I'll try to enable ftrace but when I added a couple of printk, the
issue was gone.
Let's see what my device can handle.

The 40s is not a global cycle when everything falls apart. I added a
simple test that printed an error when the expected value wasn't
right. And each time a different port was failing in a fixed but
unsynchronized rhythm. Even with disconnected ports.
It looks like the switch "internal job queue" overflows and we get the
null or random data. And that gives the switch a little time to
process the queue. After that, the queue fills up again and we have
the same behavior. Accessing the unused register might simply consume
a lot of "extra loops". It looks like an exaggerated variant of the
same issue. Or not.

> Let's please restrict the investigation to registers which we expect to
> give well-defined values though - unused or otherwise inactive registers
> may very well give us junk, but it is harder to argue that this is a
> bug. Anyway, this seems pretty easy to reproduce, so I don't think you
> need to go down that path :-)

I also believe that we need to stick to registers that should return
good values. But while the indirect registers are failing, you can
also dump
some other switch registers and it should also return some junk data.
I didn't test it but I believe that's what will happen.

> Overall we probably need some stricter locking but I want to spend some
> time on this before just sending a big-fat-lock solution to the
> list. I didn't try your patch yet due to other items in my inbox today.

If nothing serializes the access to the indirect registers, the lock
is needed. Your traces show that two reads will collide.
The regmap also has its own lock by default and I also lock the mdio
during a regmap_read/write. I don't believe an extra lock will do.
I guess we'll need to slow the regmap access, although it wasn't enough for me.

Maybe the switch is yelling an interruption we are ignoring. This is
another interesting thing to check.

---
Luiz
──────────────────────────────
**JOB A:** Set down the rows below word for word, starting with the first row and going on through the line that contains "axis-break-dot — [97, 1086, 104, 1094]".

[Data entries]
──────────────────────────────
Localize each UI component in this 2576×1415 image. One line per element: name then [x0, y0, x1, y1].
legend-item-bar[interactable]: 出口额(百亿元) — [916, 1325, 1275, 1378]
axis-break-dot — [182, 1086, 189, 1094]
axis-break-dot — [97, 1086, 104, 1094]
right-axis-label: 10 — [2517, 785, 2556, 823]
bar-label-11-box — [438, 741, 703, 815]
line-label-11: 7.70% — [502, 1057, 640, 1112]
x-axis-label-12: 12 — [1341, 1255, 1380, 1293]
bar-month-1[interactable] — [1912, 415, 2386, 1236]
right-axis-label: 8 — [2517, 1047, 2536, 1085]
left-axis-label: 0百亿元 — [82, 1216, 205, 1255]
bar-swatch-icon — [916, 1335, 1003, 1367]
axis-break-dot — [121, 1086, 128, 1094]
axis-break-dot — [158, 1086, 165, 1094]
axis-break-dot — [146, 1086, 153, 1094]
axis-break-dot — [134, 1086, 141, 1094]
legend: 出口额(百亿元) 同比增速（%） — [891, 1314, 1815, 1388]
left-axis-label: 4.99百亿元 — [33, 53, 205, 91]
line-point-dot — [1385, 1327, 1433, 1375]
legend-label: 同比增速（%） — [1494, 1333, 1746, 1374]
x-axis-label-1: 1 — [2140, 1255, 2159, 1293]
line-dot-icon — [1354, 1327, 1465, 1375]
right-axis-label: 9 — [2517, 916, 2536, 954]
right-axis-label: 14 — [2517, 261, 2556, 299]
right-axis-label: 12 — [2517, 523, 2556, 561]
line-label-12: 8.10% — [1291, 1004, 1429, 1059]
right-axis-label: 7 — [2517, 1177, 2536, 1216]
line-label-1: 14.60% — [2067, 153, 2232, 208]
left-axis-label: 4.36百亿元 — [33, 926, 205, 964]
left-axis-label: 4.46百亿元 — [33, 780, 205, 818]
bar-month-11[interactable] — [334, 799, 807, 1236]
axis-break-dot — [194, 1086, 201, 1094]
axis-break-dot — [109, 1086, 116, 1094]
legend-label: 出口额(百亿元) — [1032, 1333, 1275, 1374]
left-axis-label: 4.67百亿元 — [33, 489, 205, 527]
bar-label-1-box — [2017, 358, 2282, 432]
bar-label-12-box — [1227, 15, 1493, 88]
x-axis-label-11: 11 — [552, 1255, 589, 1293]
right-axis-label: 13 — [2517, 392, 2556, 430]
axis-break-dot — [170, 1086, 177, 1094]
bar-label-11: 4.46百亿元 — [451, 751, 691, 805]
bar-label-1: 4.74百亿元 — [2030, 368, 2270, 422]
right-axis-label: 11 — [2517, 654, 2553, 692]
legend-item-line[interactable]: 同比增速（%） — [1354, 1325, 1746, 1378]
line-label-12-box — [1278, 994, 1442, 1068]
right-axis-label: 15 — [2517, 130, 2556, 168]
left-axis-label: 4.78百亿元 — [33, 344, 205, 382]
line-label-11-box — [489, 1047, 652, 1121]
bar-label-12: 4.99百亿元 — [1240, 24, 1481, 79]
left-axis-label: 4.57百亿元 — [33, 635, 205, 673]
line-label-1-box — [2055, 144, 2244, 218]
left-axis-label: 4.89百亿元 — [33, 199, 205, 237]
──────────────────────────────
**JOB B:** From the excerpt on switch register access, copy the passage starting with "I also believe" and going on through "some junk data.", with no changes.

**FULL ANSWER A:**
Localize each UI component in this 2576×1415 image. One line per element: name then [x0, y0, x1, y1].
legend-item-bar[interactable]: 出口额(百亿元) — [916, 1325, 1275, 1378]
axis-break-dot — [182, 1086, 189, 1094]
axis-break-dot — [97, 1086, 104, 1094]

**FULL ANSWER B:**
I also believe that we need to stick to registers that should return
good values. But while the indirect registers are failing, you can
also dump
some other switch registers and it should also return some junk data.